TESTO DA ANALIZZARE:
►

La Spezia, detenuto fugge dal carcere. Arrestato, ora è a Marassi
di Redazione
Il segretario Uilpa Fabio Pagani: “Questo è l’ennesimo episodio che mette a nudo il fallimento totale di carceri colabrodo che non assolvono minimamente alla loro funzione”
Ieri, un detenuto di origini russe del carcere della Spezia, in prigione per reati di furto, traffico di stupefacenti, atti osceni e persecutori è fuggito durante l’uscita di quattro ore ottenuta con un permesso premio. Ritrovato a Genova, è stato arrestato dalla questura e condotto al carcere di Marassi in tarda serata.

◄

CONTENUTO DEI DATI:
►

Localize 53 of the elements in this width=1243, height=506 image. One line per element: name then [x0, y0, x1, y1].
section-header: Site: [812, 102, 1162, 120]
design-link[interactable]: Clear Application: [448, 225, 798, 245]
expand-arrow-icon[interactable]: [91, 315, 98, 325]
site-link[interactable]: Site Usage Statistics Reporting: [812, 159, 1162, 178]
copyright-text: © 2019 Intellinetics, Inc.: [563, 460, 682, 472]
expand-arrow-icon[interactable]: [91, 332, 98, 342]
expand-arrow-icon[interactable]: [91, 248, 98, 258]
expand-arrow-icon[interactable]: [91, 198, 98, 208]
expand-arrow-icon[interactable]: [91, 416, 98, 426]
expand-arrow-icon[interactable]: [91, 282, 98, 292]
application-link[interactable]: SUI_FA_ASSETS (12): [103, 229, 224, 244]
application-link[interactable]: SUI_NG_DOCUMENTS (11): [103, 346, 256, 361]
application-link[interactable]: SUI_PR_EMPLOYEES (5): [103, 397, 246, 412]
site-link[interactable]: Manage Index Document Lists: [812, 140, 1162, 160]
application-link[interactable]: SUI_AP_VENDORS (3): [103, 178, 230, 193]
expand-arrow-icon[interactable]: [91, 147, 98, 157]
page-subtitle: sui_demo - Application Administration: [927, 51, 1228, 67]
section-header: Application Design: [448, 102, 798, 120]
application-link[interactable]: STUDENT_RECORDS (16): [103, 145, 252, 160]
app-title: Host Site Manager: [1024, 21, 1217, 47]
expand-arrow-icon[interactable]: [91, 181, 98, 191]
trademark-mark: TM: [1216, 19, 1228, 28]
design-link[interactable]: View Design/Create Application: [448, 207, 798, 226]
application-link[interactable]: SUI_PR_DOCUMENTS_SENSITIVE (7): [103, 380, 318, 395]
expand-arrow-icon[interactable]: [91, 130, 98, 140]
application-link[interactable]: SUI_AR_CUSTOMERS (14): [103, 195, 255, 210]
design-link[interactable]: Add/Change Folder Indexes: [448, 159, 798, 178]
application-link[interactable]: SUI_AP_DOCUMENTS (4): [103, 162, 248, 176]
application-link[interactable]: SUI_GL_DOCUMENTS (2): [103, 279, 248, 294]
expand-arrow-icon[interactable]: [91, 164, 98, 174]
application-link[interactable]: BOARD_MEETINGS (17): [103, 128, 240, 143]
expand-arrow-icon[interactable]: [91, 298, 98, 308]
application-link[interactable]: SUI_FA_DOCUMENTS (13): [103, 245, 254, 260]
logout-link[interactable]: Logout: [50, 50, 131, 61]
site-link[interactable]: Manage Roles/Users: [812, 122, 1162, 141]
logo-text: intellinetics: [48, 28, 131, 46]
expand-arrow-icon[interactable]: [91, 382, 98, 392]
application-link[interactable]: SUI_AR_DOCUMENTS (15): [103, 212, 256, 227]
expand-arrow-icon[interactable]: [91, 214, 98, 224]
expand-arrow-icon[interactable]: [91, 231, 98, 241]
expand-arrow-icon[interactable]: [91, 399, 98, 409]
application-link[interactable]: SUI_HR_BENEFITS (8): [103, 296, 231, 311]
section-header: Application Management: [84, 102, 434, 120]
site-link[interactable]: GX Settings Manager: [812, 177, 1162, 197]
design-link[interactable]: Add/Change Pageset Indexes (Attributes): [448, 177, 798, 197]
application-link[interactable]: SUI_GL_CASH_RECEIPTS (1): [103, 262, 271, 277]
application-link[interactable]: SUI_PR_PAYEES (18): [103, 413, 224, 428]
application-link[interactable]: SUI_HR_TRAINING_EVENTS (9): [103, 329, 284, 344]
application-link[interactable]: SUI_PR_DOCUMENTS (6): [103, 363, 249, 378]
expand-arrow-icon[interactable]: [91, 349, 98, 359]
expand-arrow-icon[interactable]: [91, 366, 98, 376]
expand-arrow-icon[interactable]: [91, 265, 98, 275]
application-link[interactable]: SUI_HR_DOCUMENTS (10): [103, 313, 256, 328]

◄

VERIFICA COMPRENSIONE:
a) Nella notizia sulla fuga del detenuto dal carcere della Spezia, indica in quale occasione il detenuto è fuggito.
b) Scrivi il seguito della notizia sulla fuga del detenuto dal carcere della Spezia, partendo subito dopo l'ultima frase.
I dati non hanno alcun legame con il testo da analizzare.

RISPOSTE:
a) Durante un'uscita di quattro ore ottenuta con un permesso premio.

b)
“Questo è l’ennesimo episodio che mette a nudo il fallimento totale di carceri colabrodo che non assolvono minimamente alla loro funzione,- dichiara Fabio Pagani, segretario della Uilpa- serve immediatamente un decreto carceri che, con procedure accelerate, consenta urgentissime assunzioni straordinarie nel corpo di polizia penitenziaria, mancante di 18mila unità, la dotazione di adeguati equipaggiamenti, nonché, parallelamente, un legge delega per riforme complessive e strutturali del sistema d’esecuzione penale. Il carcere della Spezia è a quota 157 detenuti mentre quello di Genova Marassi ha ampiamente superato i 700 ed entrambi gli istituti hanno esaurito i posti letto.”